═════ Records for this exercise ═════

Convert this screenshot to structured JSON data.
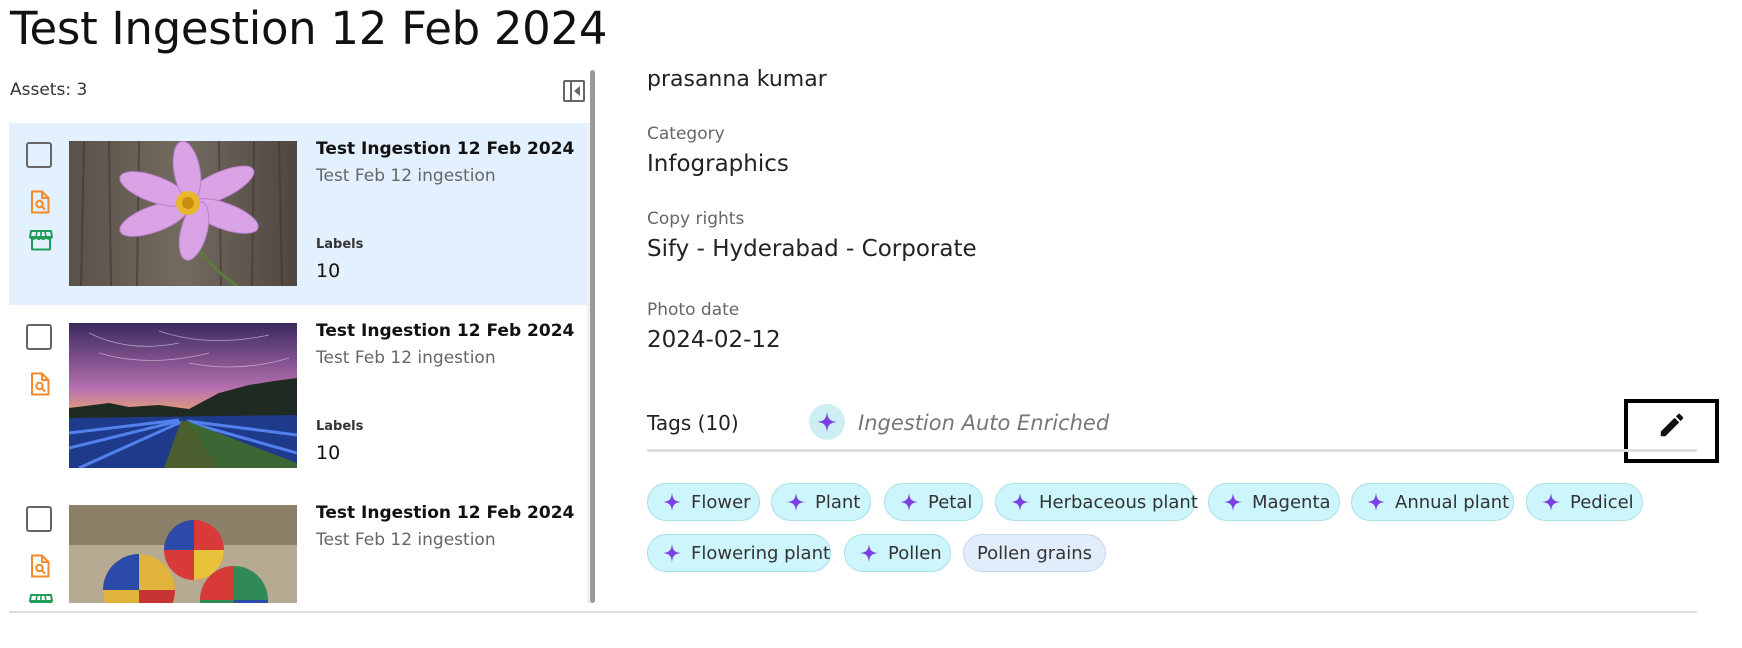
{
  "page": {
    "title": "Test Ingestion 12 Feb 2024"
  },
  "list": {
    "assets_count": "Assets: 3",
    "items": [
      {
        "title": "Test Ingestion 12 Feb 2024",
        "subtitle": "Test Feb 12 ingestion",
        "labels_label": "Labels",
        "labels_value": "10",
        "selected": true,
        "thumbnail": "pink-cosmos-flower-photo"
      },
      {
        "title": "Test Ingestion 12 Feb 2024",
        "subtitle": "Test Feb 12 ingestion",
        "labels_label": "Labels",
        "labels_value": "10",
        "selected": false,
        "thumbnail": "star-trail-field-photo"
      },
      {
        "title": "Test Ingestion 12 Feb 2024",
        "subtitle": "Test Feb 12 ingestion",
        "selected": false,
        "thumbnail": "colorful-juggling-balls-photo"
      }
    ]
  },
  "details": {
    "owner": "prasanna kumar",
    "category_label": "Category",
    "category_value": "Infographics",
    "copyrights_label": "Copy rights",
    "copyrights_value": "Sify - Hyderabad - Corporate",
    "photodate_label": "Photo date",
    "photodate_value": "2024-02-12"
  },
  "tags": {
    "heading": "Tags (10)",
    "ai_label": "Ingestion Auto Enriched",
    "items": [
      "Flower",
      "Plant",
      "Petal",
      "Herbaceous plant",
      "Magenta",
      "Annual plant",
      "Pedicel",
      "Flowering plant",
      "Pollen",
      "Pollen grains"
    ]
  },
  "icons": {
    "file_search": "file-search-icon",
    "store": "store-icon",
    "sparkle": "sparkle-icon",
    "edit": "pencil-icon",
    "collapse": "panel-collapse-icon"
  },
  "colors": {
    "selected_bg": "#e3f0fd",
    "orange_icon": "#f08a2c",
    "green_icon": "#1e9e5a",
    "sparkle": "#7b3fe4",
    "chip_bg": "#cdf5fc",
    "chip_plain_bg": "#e2edfb"
  }
}
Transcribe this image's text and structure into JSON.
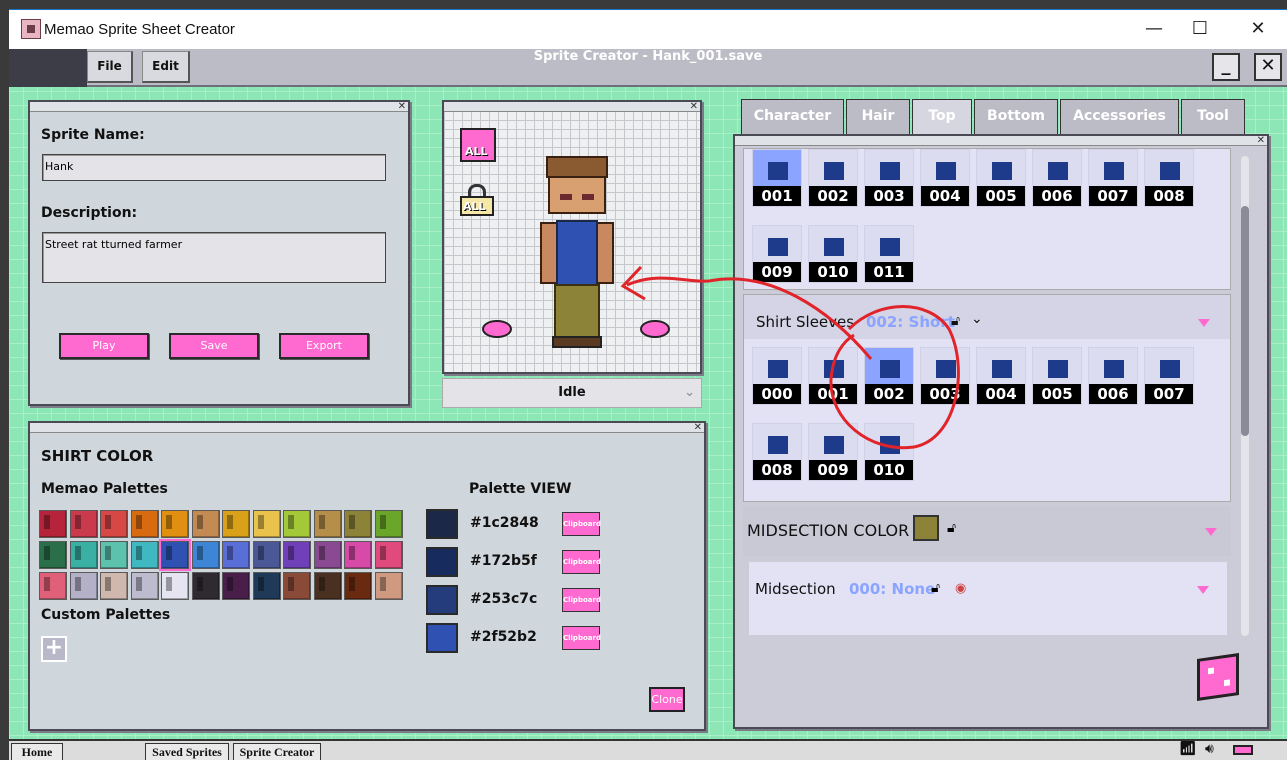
{
  "window": {
    "title": "Memao Sprite Sheet Creator",
    "minimize": "—",
    "maximize": "☐",
    "close": "✕"
  },
  "menubar": {
    "file": "File",
    "edit": "Edit",
    "title": "Sprite Creator - Hank_001.save",
    "min": "_",
    "close": "✕"
  },
  "info": {
    "name_label": "Sprite Name:",
    "name_value": "Hank",
    "desc_label": "Description:",
    "desc_value": "Street rat tturned farmer",
    "play": "Play",
    "save": "Save",
    "export": "Export"
  },
  "preview": {
    "all_label": "ALL",
    "animation": "Idle"
  },
  "color": {
    "title": "SHIRT COLOR",
    "palettes_label": "Memao Palettes",
    "custom_label": "Custom Palettes",
    "view_label": "Palette VIEW",
    "clone": "Clone",
    "rows": [
      [
        "#b5243a",
        "#c93b4c",
        "#d64846",
        "#d86b10",
        "#e08f10",
        "#c48a54",
        "#d9a11a",
        "#e8c24a",
        "#a3c838",
        "#b58f4a",
        "#8c8238",
        "#6aa62a"
      ],
      [
        "#2a6e4a",
        "#3ab0a4",
        "#5cc2ae",
        "#3fb8c2",
        "#2f52b2",
        "#3d86d6",
        "#5a6ed8",
        "#4a5898",
        "#7040b8",
        "#8a4a92",
        "#d84aa8",
        "#e04a7c"
      ],
      [
        "#e0607a",
        "#b4b0c8",
        "#d0b8ae",
        "#bcbcce",
        "#e6e4f0",
        "#2e2a30",
        "#4a1e4a",
        "#1e3a58",
        "#8a4a38",
        "#4a3020",
        "#6a2a10",
        "#d09a80"
      ]
    ],
    "view": [
      {
        "hex": "#1c2848",
        "clip": "Clipboard"
      },
      {
        "hex": "#172b5f",
        "clip": "Clipboard"
      },
      {
        "hex": "#253c7c",
        "clip": "Clipboard"
      },
      {
        "hex": "#2f52b2",
        "clip": "Clipboard"
      }
    ]
  },
  "tabs": [
    {
      "label": "Character"
    },
    {
      "label": "Hair"
    },
    {
      "label": "Top"
    },
    {
      "label": "Bottom"
    },
    {
      "label": "Accessories"
    },
    {
      "label": "Tool"
    }
  ],
  "shirts": [
    "001",
    "002",
    "003",
    "004",
    "005",
    "006",
    "007",
    "008",
    "009",
    "010",
    "011"
  ],
  "sleeves": {
    "label": "Shirt Sleeves",
    "value": "002: Short",
    "items": [
      "000",
      "001",
      "002",
      "003",
      "004",
      "005",
      "006",
      "007",
      "008",
      "009",
      "010"
    ]
  },
  "midcolor": {
    "label": "MIDSECTION COLOR",
    "color": "#8c8238"
  },
  "midsection": {
    "label": "Midsection",
    "value": "000: None"
  },
  "taskbar": {
    "home": "Home",
    "saved": "Saved Sprites",
    "creator": "Sprite Creator"
  }
}
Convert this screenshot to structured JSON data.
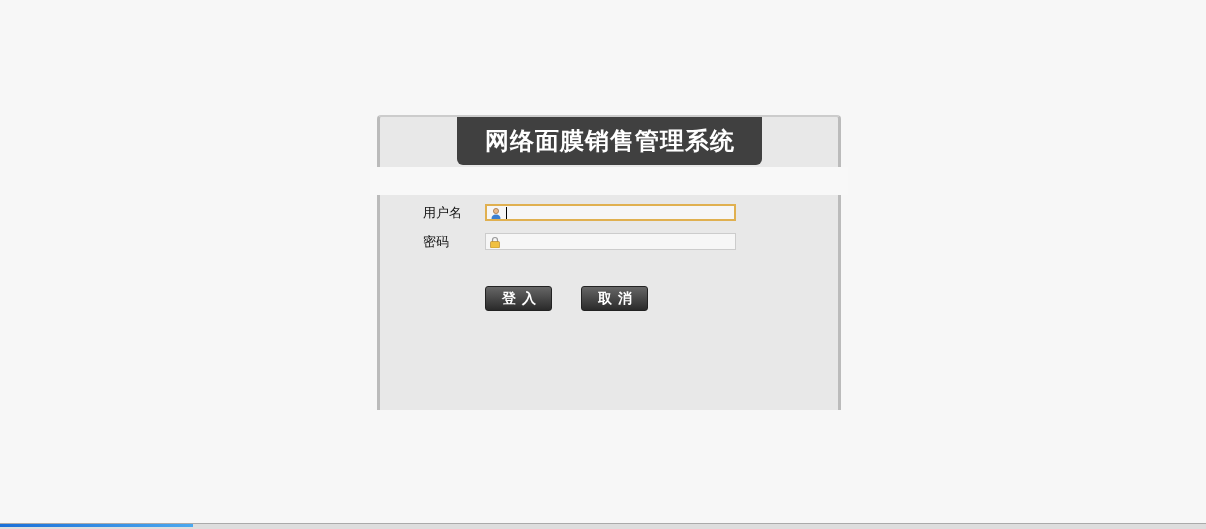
{
  "title": "网络面膜销售管理系统",
  "fields": [
    {
      "label": "用户名",
      "kind": "user",
      "focused": true
    },
    {
      "label": "密码",
      "kind": "password",
      "focused": false
    }
  ],
  "buttons": [
    "登入",
    "取消"
  ],
  "progress": {
    "level": 0.16
  }
}
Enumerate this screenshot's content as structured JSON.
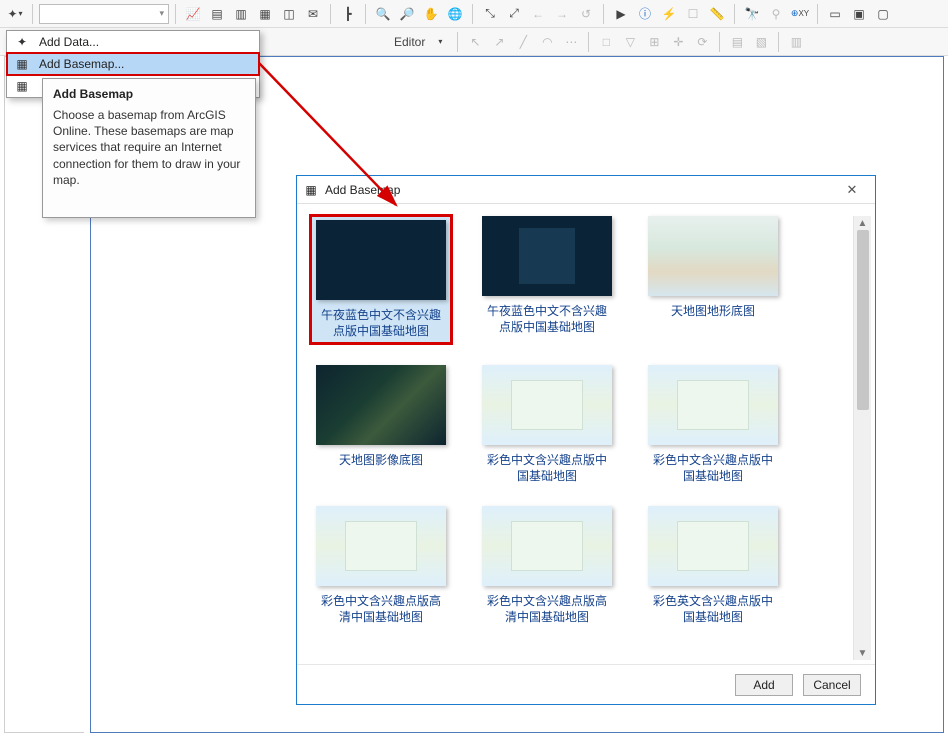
{
  "toolbar1": {
    "scale_placeholder": "",
    "icons": [
      "chart",
      "dashboard",
      "layers",
      "table",
      "cube",
      "mail",
      "org",
      "route"
    ]
  },
  "toolbar2": {
    "editor_label": "Editor"
  },
  "add_menu": {
    "items": [
      {
        "icon": "✦",
        "label": "Add Data..."
      },
      {
        "icon": "▦",
        "label": "Add Basemap..."
      },
      {
        "icon": "▦",
        "label": ""
      }
    ]
  },
  "tooltip": {
    "title": "Add Basemap",
    "body": "Choose a basemap from ArcGIS Online. These basemaps are map services that require an Internet connection for them to draw in your map."
  },
  "dialog": {
    "title": "Add Basemap",
    "add_label": "Add",
    "cancel_label": "Cancel",
    "cards": [
      {
        "variant": "dark",
        "label": "午夜蓝色中文不含兴趣点版中国基础地图",
        "selected": true
      },
      {
        "variant": "dark2",
        "label": "午夜蓝色中文不含兴趣点版中国基础地图"
      },
      {
        "variant": "terrain",
        "label": "天地图地形底图"
      },
      {
        "variant": "imagery",
        "label": "天地图影像底图"
      },
      {
        "variant": "color-map",
        "label": "彩色中文含兴趣点版中国基础地图"
      },
      {
        "variant": "color-map",
        "label": "彩色中文含兴趣点版中国基础地图"
      },
      {
        "variant": "color-map",
        "label": "彩色中文含兴趣点版高清中国基础地图"
      },
      {
        "variant": "color-map",
        "label": "彩色中文含兴趣点版高清中国基础地图"
      },
      {
        "variant": "color-map",
        "label": "彩色英文含兴趣点版中国基础地图"
      }
    ]
  }
}
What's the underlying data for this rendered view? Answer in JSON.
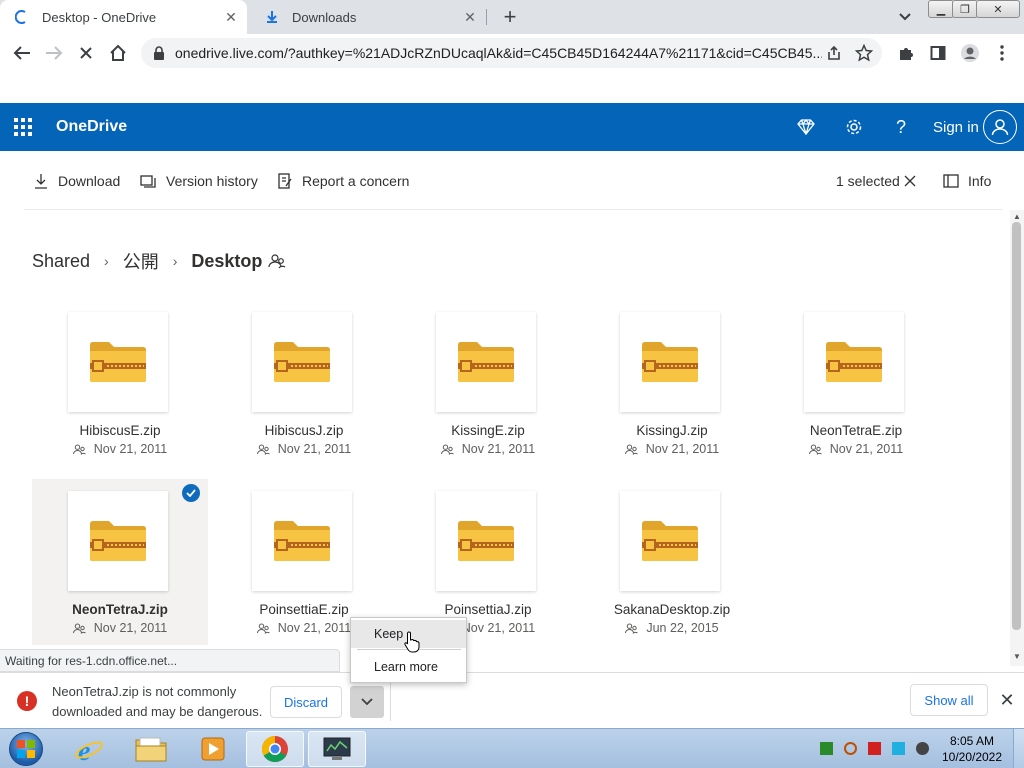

═════

▶ _Task directions_
All of the records above must be copied exactly, except for the pictures.

▶ _Result of this task_
Convert this screenshot to structured JSON data.
{
  "page": {
    "title": "Test Ingestion 12 Feb 2024"
  },
  "list": {
    "assets_count": "Assets: 3",
    "items": [
      {
        "title": "Test Ingestion 12 Feb 2024",
        "subtitle": "Test Feb 12 ingestion",
        "labels_label": "Labels",
        "labels_value": "10",
        "selected": true,
        "thumbnail": "pink-cosmos-flower-photo"
      },
      {
        "title": "Test Ingestion 12 Feb 2024",
        "subtitle": "Test Feb 12 ingestion",
        "labels_label": "Labels",
        "labels_value": "10",
        "selected": false,
        "thumbnail": "star-trail-field-photo"
      },
      {
        "title": "Test Ingestion 12 Feb 2024",
        "subtitle": "Test Feb 12 ingestion",
        "selected": false,
        "thumbnail": "colorful-juggling-balls-photo"
      }
    ]
  },
  "details": {
    "owner": "prasanna kumar",
    "category_label": "Category",
    "category_value": "Infographics",
    "copyrights_label": "Copy rights",
    "copyrights_value": "Sify - Hyderabad - Corporate",
    "photodate_label": "Photo date",
    "photodate_value": "2024-02-12"
  },
  "tags": {
    "heading": "Tags (10)",
    "ai_label": "Ingestion Auto Enriched",
    "items": [
      "Flower",
      "Plant",
      "Petal",
      "Herbaceous plant",
      "Magenta",
      "Annual plant",
      "Pedicel",
      "Flowering plant",
      "Pollen",
      "Pollen grains"
    ]
  },
  "icons": {
    "file_search": "file-search-icon",
    "store": "store-icon",
    "sparkle": "sparkle-icon",
    "edit": "pencil-icon",
    "collapse": "panel-collapse-icon"
  },
  "colors": {
    "selected_bg": "#e3f0fd",
    "orange_icon": "#f08a2c",
    "green_icon": "#1e9e5a",
    "sparkle": "#7b3fe4",
    "chip_bg": "#cdf5fc",
    "chip_plain_bg": "#e2edfb"
  }
}
Transcribe this image's text and structure into JSON.
{
  "window": {
    "title": "Memao Sprite Sheet Creator",
    "minimize": "—",
    "maximize": "☐",
    "close": "✕"
  },
  "menubar": {
    "file": "File",
    "edit": "Edit",
    "title": "Sprite Creator - Hank_001.save",
    "min": "_",
    "close": "✕"
  },
  "info": {
    "name_label": "Sprite Name:",
    "name_value": "Hank",
    "desc_label": "Description:",
    "desc_value": "Street rat tturned farmer",
    "play": "Play",
    "save": "Save",
    "export": "Export"
  },
  "preview": {
    "all_label": "ALL",
    "animation": "Idle"
  },
  "color": {
    "title": "SHIRT COLOR",
    "palettes_label": "Memao Palettes",
    "custom_label": "Custom Palettes",
    "view_label": "Palette VIEW",
    "clone": "Clone",
    "rows": [
      [
        "#b5243a",
        "#c93b4c",
        "#d64846",
        "#d86b10",
        "#e08f10",
        "#c48a54",
        "#d9a11a",
        "#e8c24a",
        "#a3c838",
        "#b58f4a",
        "#8c8238",
        "#6aa62a"
      ],
      [
        "#2a6e4a",
        "#3ab0a4",
        "#5cc2ae",
        "#3fb8c2",
        "#2f52b2",
        "#3d86d6",
        "#5a6ed8",
        "#4a5898",
        "#7040b8",
        "#8a4a92",
        "#d84aa8",
        "#e04a7c"
      ],
      [
        "#e0607a",
        "#b4b0c8",
        "#d0b8ae",
        "#bcbcce",
        "#e6e4f0",
        "#2e2a30",
        "#4a1e4a",
        "#1e3a58",
        "#8a4a38",
        "#4a3020",
        "#6a2a10",
        "#d09a80"
      ]
    ],
    "view": [
      {
        "hex": "#1c2848",
        "clip": "Clipboard"
      },
      {
        "hex": "#172b5f",
        "clip": "Clipboard"
      },
      {
        "hex": "#253c7c",
        "clip": "Clipboard"
      },
      {
        "hex": "#2f52b2",
        "clip": "Clipboard"
      }
    ]
  },
  "tabs": [
    {
      "label": "Character"
    },
    {
      "label": "Hair"
    },
    {
      "label": "Top"
    },
    {
      "label": "Bottom"
    },
    {
      "label": "Accessories"
    },
    {
      "label": "Tool"
    }
  ],
  "shirts": [
    "001",
    "002",
    "003",
    "004",
    "005",
    "006",
    "007",
    "008",
    "009",
    "010",
    "011"
  ],
  "sleeves": {
    "label": "Shirt Sleeves",
    "value": "002: Short",
    "items": [
      "000",
      "001",
      "002",
      "003",
      "004",
      "005",
      "006",
      "007",
      "008",
      "009",
      "010"
    ]
  },
  "midcolor": {
    "label": "MIDSECTION COLOR",
    "color": "#8c8238"
  },
  "midsection": {
    "label": "Midsection",
    "value": "000: None"
  },
  "taskbar": {
    "home": "Home",
    "saved": "Saved Sprites",
    "creator": "Sprite Creator"
  }
}
Convert this screenshot to structured JSON data.
{
  "title": "网络面膜销售管理系统",
  "fields": [
    {
      "label": "用户名",
      "kind": "user",
      "focused": true
    },
    {
      "label": "密码",
      "kind": "password",
      "focused": false
    }
  ],
  "buttons": [
    "登入",
    "取消"
  ],
  "progress": {
    "level": 0.16
  }
}
Enumerate this screenshot's content as structured JSON.
{
  "toolbar1": {
    "scale_placeholder": "",
    "icons": [
      "chart",
      "dashboard",
      "layers",
      "table",
      "cube",
      "mail",
      "org",
      "route"
    ]
  },
  "toolbar2": {
    "editor_label": "Editor"
  },
  "add_menu": {
    "items": [
      {
        "icon": "✦",
        "label": "Add Data..."
      },
      {
        "icon": "▦",
        "label": "Add Basemap..."
      },
      {
        "icon": "▦",
        "label": ""
      }
    ]
  },
  "tooltip": {
    "title": "Add Basemap",
    "body": "Choose a basemap from ArcGIS Online. These basemaps are map services that require an Internet connection for them to draw in your map."
  },
  "dialog": {
    "title": "Add Basemap",
    "add_label": "Add",
    "cancel_label": "Cancel",
    "cards": [
      {
        "variant": "dark",
        "label": "午夜蓝色中文不含兴趣点版中国基础地图",
        "selected": true
      },
      {
        "variant": "dark2",
        "label": "午夜蓝色中文不含兴趣点版中国基础地图"
      },
      {
        "variant": "terrain",
        "label": "天地图地形底图"
      },
      {
        "variant": "imagery",
        "label": "天地图影像底图"
      },
      {
        "variant": "color-map",
        "label": "彩色中文含兴趣点版中国基础地图"
      },
      {
        "variant": "color-map",
        "label": "彩色中文含兴趣点版中国基础地图"
      },
      {
        "variant": "color-map",
        "label": "彩色中文含兴趣点版高清中国基础地图"
      },
      {
        "variant": "color-map",
        "label": "彩色中文含兴趣点版高清中国基础地图"
      },
      {
        "variant": "color-map",
        "label": "彩色英文含兴趣点版中国基础地图"
      }
    ]
  }
}
What's the underlying data for this rendered view? Answer in JSON.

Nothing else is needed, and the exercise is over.